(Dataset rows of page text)
——————
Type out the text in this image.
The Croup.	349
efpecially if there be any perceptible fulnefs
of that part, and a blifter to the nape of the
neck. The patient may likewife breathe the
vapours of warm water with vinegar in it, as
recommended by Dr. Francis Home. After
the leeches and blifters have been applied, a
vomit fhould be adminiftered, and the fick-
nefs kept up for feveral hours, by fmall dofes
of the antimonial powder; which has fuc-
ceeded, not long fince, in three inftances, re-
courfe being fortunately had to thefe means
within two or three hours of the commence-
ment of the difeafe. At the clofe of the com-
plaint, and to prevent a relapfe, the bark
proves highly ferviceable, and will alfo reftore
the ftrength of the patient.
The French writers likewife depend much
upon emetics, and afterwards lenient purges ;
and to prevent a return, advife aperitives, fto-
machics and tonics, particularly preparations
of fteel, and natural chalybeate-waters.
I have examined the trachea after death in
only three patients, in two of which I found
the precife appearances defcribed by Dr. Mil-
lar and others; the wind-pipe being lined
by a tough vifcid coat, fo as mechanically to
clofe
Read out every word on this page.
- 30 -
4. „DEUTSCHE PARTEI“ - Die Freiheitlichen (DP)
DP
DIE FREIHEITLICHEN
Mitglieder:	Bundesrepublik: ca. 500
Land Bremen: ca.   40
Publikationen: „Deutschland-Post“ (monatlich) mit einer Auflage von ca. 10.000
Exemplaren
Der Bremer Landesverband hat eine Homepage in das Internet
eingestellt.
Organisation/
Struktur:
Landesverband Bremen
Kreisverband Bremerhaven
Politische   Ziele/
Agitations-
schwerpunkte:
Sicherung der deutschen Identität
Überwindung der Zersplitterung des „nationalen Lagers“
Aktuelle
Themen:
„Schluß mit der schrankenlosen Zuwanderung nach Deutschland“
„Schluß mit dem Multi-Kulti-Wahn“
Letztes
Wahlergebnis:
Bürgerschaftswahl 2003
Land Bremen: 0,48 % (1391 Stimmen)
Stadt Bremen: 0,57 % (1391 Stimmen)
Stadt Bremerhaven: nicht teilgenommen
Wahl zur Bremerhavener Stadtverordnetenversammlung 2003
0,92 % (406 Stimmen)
——————
## REQUIREMENT
Go through the data above and copy each line that holds the word "Stimmen".

## RESULT OF THE TASK
Land Bremen: 0,48 % (1391 Stimmen)
Stadt Bremen: 0,57 % (1391 Stimmen)
0,92 % (406 Stimmen)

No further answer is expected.